WHAT YOU SHOULD DO
Copy out each line that includes the word "خیال".

RECORDS PROVIDED

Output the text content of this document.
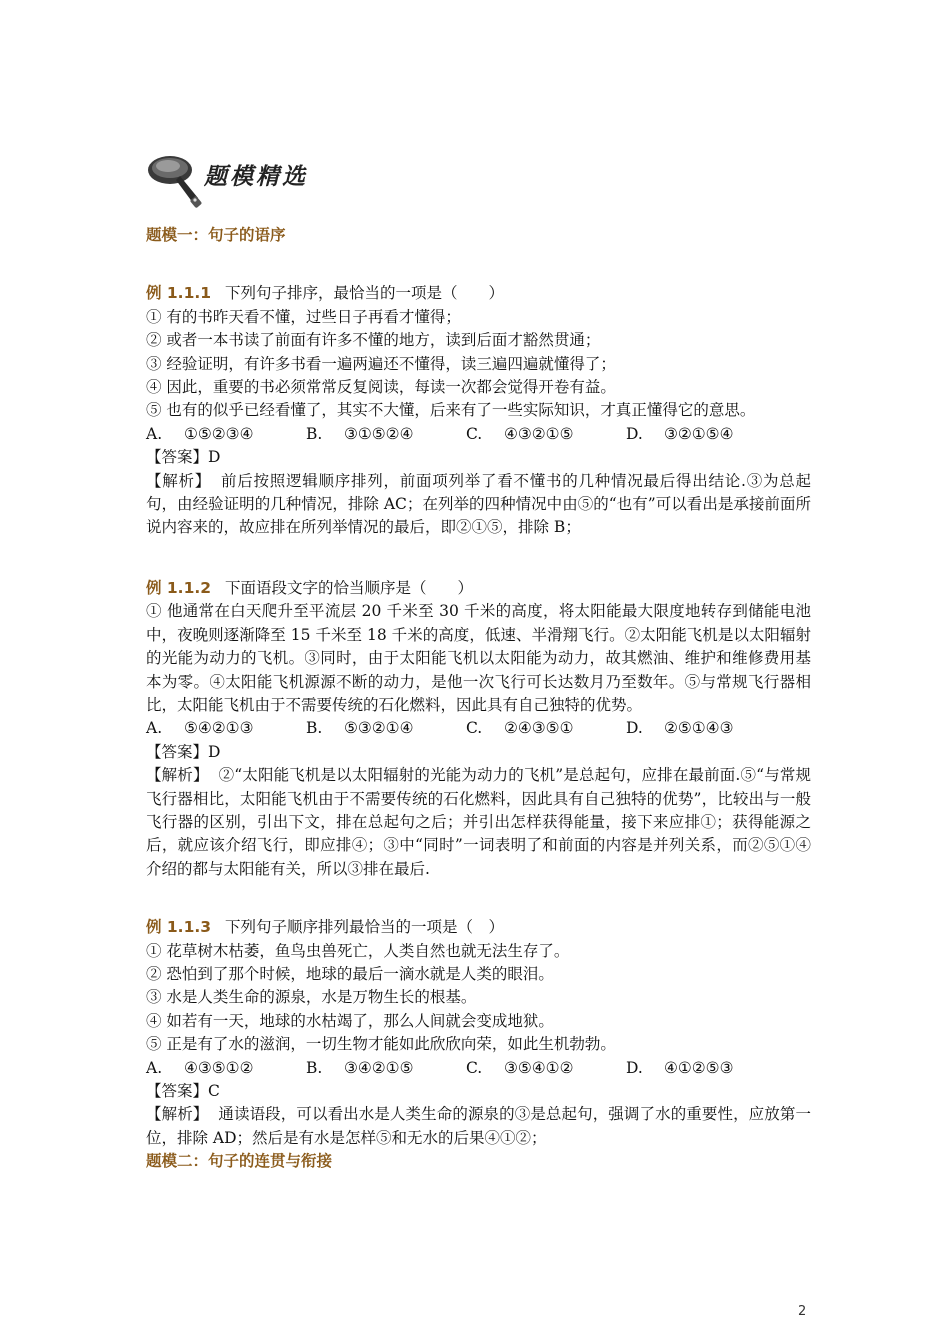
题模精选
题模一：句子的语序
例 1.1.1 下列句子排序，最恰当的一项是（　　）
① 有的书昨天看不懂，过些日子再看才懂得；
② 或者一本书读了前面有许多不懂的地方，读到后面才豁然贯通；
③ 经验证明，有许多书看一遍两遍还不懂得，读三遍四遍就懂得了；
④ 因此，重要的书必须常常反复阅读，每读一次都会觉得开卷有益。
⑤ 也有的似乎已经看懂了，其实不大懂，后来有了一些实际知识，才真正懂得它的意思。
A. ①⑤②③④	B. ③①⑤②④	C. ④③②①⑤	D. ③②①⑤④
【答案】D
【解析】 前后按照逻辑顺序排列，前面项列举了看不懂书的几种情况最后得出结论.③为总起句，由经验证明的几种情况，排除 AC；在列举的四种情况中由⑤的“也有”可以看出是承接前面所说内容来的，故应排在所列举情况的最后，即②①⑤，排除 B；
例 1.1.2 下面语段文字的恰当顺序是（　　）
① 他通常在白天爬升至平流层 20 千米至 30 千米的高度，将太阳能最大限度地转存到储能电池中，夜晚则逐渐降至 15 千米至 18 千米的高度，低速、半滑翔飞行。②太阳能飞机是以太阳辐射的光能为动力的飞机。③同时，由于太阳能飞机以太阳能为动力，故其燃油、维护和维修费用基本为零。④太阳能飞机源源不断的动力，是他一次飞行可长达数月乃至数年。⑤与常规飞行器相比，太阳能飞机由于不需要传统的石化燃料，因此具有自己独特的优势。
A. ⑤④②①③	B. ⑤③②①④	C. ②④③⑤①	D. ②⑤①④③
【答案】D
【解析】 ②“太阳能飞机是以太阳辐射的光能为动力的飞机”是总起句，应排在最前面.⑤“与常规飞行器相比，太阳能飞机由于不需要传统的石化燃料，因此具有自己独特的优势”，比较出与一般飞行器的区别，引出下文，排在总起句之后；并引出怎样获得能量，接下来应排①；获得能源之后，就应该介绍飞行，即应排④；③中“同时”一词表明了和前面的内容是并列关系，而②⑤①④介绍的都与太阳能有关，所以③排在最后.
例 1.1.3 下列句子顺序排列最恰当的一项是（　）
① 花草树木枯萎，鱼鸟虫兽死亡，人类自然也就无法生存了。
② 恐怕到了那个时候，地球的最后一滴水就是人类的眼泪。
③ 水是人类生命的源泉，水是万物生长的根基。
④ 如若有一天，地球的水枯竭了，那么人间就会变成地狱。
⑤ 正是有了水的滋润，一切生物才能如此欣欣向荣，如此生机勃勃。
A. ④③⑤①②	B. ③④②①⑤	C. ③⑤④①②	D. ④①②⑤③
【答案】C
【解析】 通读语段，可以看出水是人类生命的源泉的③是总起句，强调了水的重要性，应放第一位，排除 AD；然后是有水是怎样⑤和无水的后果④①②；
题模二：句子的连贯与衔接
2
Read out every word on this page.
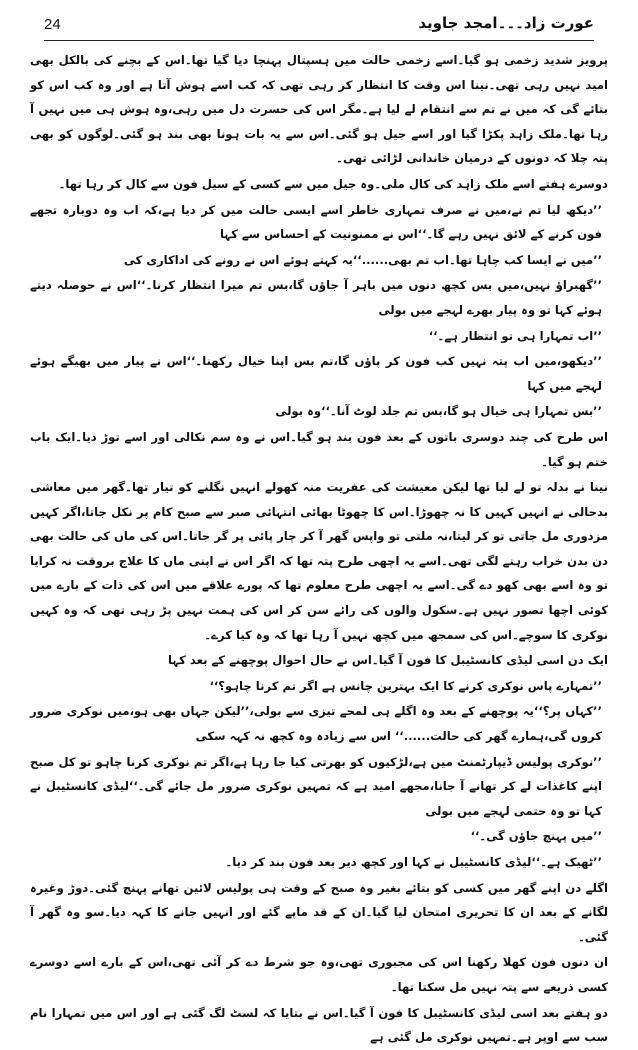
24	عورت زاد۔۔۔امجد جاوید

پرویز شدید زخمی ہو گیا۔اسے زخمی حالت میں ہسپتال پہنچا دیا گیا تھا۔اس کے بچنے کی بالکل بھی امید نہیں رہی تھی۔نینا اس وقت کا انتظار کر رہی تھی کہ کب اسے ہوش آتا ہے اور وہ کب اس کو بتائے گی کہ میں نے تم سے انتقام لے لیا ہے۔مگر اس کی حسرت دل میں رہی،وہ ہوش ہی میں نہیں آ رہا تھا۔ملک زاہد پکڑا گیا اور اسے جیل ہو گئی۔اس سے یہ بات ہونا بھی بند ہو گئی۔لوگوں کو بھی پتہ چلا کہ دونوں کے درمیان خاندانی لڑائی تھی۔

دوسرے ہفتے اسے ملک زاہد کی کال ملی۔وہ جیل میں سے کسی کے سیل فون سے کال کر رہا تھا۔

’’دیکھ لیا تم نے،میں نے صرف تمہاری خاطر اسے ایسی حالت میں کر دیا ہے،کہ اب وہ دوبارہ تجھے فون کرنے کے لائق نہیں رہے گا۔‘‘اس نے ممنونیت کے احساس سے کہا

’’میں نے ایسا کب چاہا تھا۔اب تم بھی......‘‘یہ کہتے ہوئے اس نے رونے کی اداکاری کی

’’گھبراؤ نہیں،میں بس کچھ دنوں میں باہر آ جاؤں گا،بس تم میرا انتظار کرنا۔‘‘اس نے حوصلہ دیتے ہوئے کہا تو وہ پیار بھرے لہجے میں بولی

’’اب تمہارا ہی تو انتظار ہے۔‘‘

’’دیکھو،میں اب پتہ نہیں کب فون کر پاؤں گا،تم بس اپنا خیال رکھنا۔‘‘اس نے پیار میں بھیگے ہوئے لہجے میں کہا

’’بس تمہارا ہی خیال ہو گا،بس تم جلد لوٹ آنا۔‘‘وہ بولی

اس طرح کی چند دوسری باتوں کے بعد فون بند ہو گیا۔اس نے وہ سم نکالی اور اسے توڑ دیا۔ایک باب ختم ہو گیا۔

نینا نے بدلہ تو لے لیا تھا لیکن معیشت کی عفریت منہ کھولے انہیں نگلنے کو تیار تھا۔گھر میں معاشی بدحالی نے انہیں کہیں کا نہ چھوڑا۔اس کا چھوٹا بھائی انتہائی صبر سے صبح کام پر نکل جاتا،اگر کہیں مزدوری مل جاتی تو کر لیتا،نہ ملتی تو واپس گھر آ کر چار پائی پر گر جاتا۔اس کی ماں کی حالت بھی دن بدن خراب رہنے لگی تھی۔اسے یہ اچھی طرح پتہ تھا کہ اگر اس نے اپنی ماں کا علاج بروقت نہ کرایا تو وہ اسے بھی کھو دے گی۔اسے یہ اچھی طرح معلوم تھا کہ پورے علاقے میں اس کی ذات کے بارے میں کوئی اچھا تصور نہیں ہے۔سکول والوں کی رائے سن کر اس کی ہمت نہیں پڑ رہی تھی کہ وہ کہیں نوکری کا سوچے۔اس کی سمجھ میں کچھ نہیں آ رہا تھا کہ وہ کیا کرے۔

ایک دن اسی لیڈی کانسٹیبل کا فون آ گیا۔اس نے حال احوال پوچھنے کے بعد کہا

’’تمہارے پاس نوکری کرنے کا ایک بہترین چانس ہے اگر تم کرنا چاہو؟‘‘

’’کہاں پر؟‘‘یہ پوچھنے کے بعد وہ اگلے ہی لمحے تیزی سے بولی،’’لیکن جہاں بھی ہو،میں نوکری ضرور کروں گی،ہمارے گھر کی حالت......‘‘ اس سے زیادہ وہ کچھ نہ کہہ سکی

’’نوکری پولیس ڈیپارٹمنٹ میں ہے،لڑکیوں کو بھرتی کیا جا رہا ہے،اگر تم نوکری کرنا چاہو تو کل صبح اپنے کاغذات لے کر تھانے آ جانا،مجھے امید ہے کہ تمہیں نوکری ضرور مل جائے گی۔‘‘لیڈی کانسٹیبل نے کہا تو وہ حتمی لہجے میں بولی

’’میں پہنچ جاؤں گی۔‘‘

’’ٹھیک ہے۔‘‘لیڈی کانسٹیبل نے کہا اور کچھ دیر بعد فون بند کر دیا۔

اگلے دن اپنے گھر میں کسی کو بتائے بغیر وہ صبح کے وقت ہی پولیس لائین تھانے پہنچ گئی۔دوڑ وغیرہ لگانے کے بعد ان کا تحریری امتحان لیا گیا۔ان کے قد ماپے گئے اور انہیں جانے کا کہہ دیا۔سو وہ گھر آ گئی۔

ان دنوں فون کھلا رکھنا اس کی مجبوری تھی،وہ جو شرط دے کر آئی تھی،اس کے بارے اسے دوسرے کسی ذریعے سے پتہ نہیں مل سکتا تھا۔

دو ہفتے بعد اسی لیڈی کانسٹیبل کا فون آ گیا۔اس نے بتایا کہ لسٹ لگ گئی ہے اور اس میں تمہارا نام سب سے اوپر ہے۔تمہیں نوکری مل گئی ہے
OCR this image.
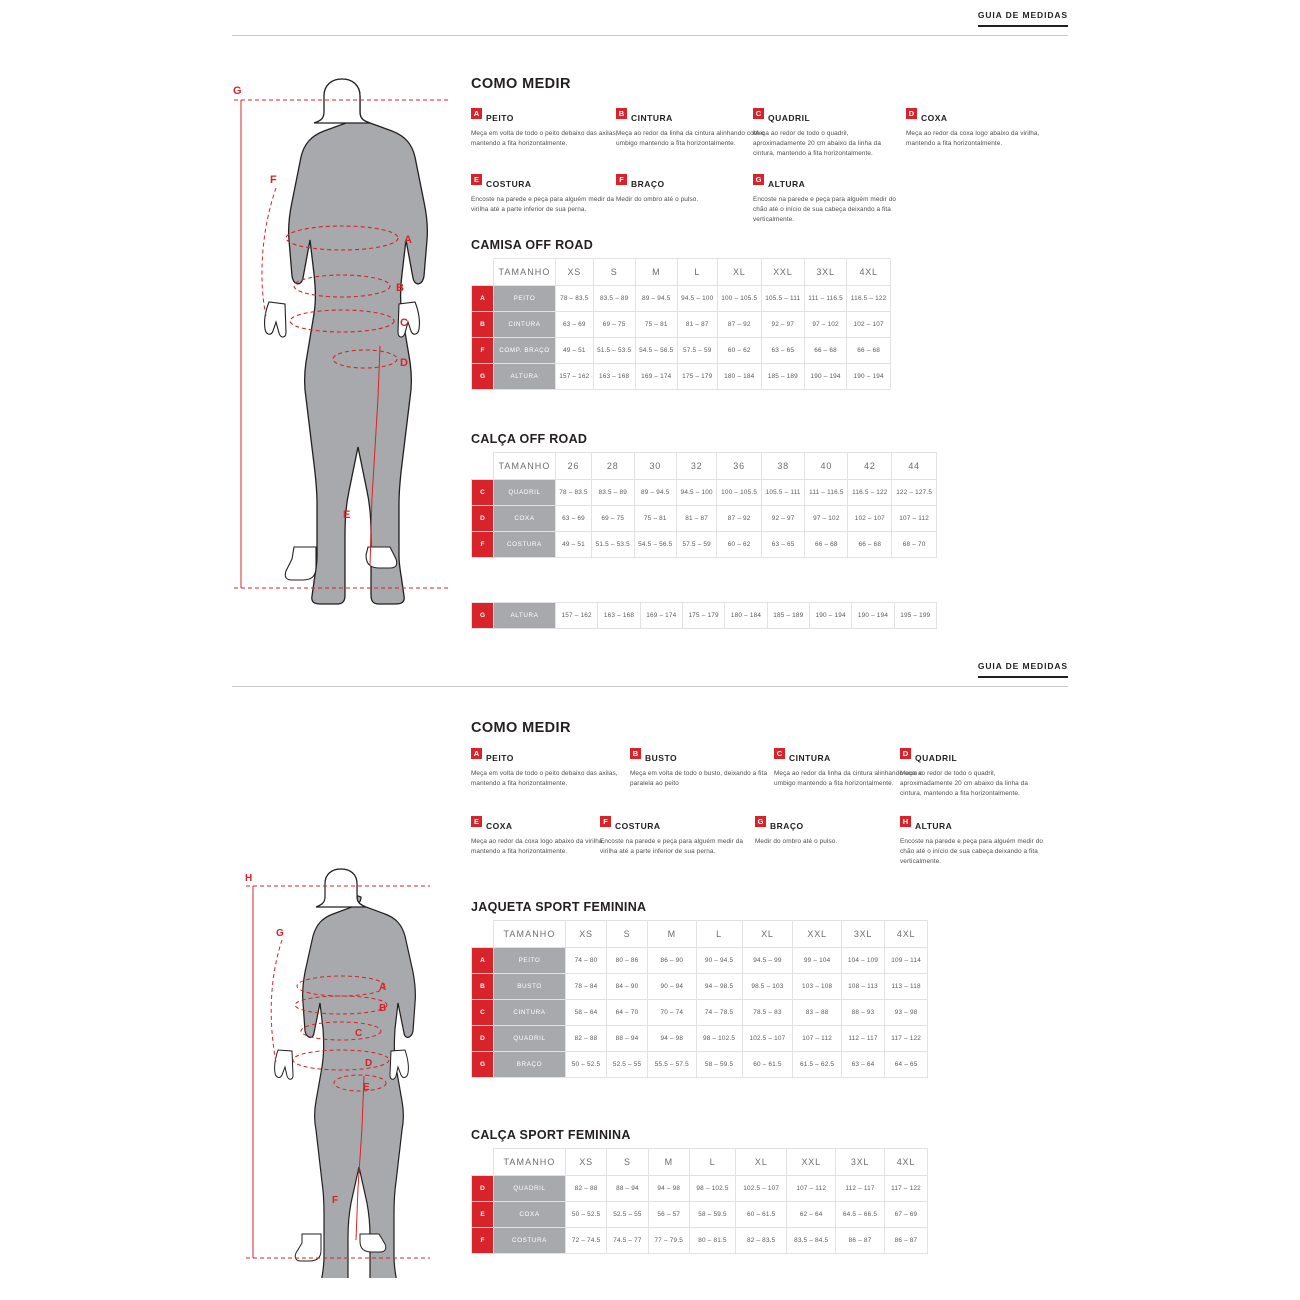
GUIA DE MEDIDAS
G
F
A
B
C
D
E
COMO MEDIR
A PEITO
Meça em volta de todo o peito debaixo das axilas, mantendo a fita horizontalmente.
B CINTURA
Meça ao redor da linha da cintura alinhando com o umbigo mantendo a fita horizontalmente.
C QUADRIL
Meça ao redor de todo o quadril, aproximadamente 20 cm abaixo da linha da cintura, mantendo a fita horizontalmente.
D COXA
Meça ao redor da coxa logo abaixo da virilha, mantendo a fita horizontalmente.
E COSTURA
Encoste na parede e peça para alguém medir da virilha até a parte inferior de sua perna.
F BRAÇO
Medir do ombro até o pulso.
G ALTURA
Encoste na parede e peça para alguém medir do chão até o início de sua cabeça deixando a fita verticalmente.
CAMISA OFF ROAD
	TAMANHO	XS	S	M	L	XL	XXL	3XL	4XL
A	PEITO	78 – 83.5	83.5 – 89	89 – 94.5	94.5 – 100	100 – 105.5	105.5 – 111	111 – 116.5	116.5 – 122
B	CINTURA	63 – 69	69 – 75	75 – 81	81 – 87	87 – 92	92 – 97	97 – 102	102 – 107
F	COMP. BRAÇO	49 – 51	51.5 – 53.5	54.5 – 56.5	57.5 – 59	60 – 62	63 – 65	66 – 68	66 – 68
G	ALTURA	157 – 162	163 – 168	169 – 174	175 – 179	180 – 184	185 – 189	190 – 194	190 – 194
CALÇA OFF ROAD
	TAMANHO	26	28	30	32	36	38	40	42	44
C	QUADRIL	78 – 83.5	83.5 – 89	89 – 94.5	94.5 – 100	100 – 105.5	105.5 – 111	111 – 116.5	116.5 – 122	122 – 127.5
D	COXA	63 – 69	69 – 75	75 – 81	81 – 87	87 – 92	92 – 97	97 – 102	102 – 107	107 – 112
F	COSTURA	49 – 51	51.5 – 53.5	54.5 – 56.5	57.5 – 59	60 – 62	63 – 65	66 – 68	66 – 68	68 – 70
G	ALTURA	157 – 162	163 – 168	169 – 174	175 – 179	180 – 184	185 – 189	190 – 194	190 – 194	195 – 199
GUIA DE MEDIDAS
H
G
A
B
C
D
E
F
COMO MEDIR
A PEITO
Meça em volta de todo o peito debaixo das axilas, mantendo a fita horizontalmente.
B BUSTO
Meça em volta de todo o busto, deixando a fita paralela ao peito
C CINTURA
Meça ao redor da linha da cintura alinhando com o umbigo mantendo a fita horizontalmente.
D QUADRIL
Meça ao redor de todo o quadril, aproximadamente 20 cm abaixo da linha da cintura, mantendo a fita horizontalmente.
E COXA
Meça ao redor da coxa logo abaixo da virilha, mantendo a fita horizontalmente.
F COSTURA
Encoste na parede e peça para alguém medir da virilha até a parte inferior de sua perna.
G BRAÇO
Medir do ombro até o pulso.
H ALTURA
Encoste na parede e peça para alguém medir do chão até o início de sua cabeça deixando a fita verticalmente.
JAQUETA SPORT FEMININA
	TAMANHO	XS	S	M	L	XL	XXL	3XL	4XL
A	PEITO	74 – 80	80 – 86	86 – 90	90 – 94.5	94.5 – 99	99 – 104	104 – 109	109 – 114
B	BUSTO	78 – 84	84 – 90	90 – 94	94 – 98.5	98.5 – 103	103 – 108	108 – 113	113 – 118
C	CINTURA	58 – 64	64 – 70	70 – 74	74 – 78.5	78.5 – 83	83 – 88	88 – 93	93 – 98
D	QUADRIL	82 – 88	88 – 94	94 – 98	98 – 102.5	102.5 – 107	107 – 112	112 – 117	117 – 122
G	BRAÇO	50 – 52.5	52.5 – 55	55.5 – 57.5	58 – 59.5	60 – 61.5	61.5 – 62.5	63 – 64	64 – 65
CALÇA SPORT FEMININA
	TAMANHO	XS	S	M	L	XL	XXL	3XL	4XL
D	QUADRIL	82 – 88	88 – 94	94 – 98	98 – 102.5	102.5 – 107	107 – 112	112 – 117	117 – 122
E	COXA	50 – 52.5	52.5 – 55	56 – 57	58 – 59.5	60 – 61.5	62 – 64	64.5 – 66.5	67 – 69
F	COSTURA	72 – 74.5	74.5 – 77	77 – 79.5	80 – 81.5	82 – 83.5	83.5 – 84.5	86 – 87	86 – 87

OUTPUT FOR THIS TASK
’’دیکھو،میں اب پتہ نہیں کب فون کر پاؤں گا،تم بس اپنا خیال رکھنا۔‘‘اس نے پیار میں بھیگے ہوئے لہجے میں کہا
’’بس تمہارا ہی خیال ہو گا،بس تم جلد لوٹ آنا۔‘‘وہ بولی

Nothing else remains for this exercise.